'''

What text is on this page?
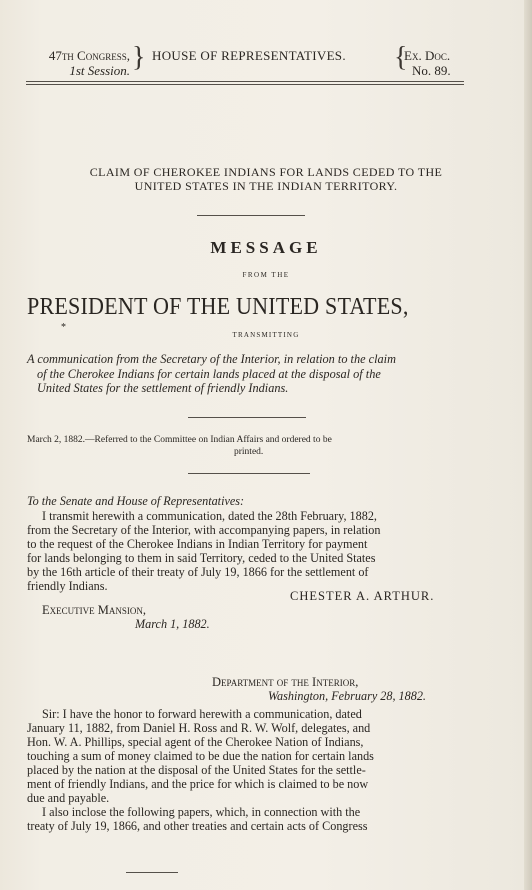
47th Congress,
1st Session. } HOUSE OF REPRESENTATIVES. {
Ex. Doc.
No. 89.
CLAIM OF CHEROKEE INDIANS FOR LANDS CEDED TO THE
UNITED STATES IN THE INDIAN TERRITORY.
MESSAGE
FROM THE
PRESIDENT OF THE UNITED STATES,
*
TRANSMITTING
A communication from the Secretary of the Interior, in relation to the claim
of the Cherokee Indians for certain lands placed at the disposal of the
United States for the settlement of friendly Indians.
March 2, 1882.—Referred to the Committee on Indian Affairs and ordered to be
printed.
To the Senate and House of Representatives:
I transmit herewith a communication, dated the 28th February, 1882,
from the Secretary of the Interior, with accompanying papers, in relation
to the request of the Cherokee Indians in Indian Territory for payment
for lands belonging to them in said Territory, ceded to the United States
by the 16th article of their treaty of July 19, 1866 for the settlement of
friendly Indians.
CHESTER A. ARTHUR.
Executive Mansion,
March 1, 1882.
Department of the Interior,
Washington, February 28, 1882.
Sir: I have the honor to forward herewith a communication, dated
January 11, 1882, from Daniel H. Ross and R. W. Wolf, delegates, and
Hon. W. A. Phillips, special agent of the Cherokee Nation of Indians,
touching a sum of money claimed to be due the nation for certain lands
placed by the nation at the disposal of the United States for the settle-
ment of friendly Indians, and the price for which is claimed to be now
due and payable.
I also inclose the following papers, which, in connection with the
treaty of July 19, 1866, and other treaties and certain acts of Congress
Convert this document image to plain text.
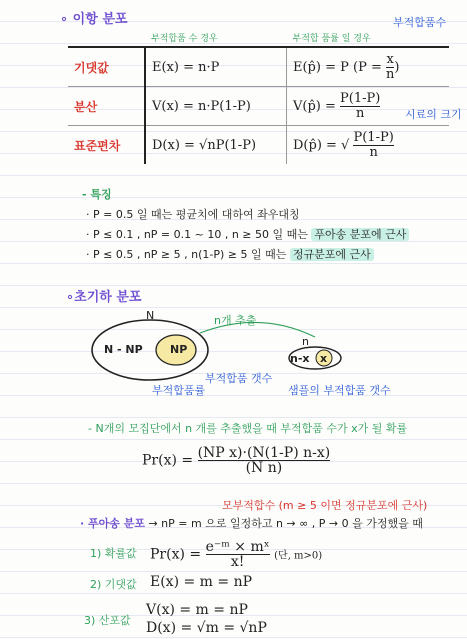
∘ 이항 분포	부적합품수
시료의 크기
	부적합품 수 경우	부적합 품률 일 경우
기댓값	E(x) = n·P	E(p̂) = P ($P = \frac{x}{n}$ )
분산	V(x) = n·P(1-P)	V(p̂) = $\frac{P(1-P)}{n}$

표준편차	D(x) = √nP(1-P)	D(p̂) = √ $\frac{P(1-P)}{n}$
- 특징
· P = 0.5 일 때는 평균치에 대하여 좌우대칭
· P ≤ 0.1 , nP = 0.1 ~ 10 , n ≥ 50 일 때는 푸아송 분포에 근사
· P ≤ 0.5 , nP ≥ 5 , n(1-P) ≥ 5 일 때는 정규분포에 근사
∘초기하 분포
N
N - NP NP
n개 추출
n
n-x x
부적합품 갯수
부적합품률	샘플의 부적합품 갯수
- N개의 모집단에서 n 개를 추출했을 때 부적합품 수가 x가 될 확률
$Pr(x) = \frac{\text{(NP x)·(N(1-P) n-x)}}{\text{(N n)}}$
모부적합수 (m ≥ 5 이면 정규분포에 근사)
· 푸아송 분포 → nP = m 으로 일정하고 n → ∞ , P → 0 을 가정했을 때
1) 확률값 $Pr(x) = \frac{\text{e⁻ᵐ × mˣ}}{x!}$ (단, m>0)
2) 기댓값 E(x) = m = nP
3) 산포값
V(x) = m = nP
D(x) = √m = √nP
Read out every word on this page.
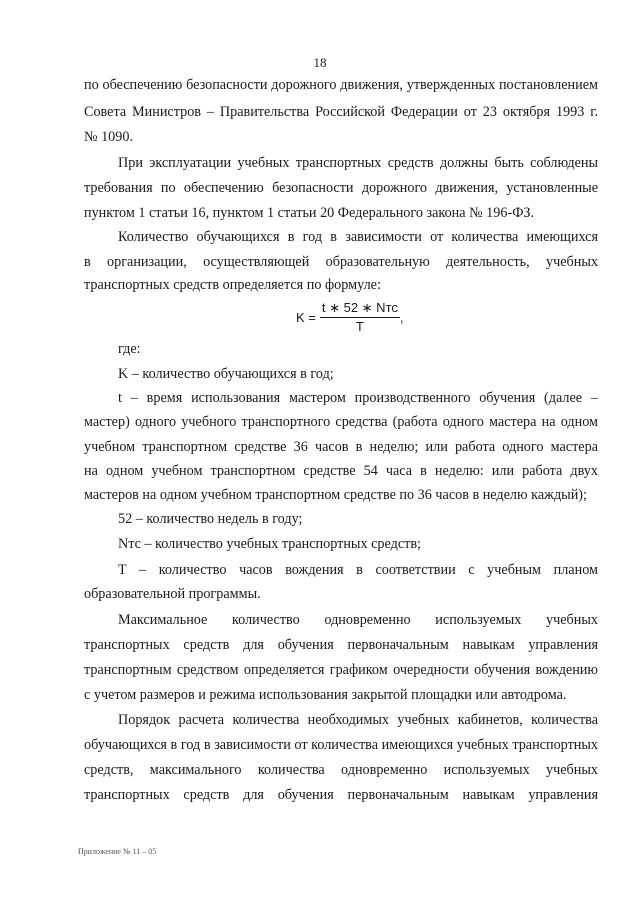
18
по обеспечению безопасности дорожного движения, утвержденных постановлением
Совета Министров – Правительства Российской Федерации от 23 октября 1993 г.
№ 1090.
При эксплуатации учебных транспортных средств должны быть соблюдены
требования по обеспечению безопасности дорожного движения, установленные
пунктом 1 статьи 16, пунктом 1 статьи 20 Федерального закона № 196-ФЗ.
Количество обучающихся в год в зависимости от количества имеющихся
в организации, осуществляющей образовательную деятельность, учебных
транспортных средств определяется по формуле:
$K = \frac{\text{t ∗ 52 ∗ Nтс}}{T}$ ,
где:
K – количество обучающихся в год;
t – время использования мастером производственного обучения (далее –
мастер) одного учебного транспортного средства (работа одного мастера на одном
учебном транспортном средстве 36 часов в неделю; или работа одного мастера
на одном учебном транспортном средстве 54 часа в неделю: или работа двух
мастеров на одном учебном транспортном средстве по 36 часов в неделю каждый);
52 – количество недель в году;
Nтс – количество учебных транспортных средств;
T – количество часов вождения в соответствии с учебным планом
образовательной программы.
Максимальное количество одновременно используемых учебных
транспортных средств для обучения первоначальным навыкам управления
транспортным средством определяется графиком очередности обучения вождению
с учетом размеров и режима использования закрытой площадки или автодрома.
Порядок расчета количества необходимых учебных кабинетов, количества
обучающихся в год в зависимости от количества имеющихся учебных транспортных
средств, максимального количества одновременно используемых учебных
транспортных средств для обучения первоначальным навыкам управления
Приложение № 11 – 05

'''

**What the task asks**. Pick out each line that holds the string "February".

**Written answer**.
I transmit herewith a communication, dated the 28th February, 1882,
Washington, February 28, 1882.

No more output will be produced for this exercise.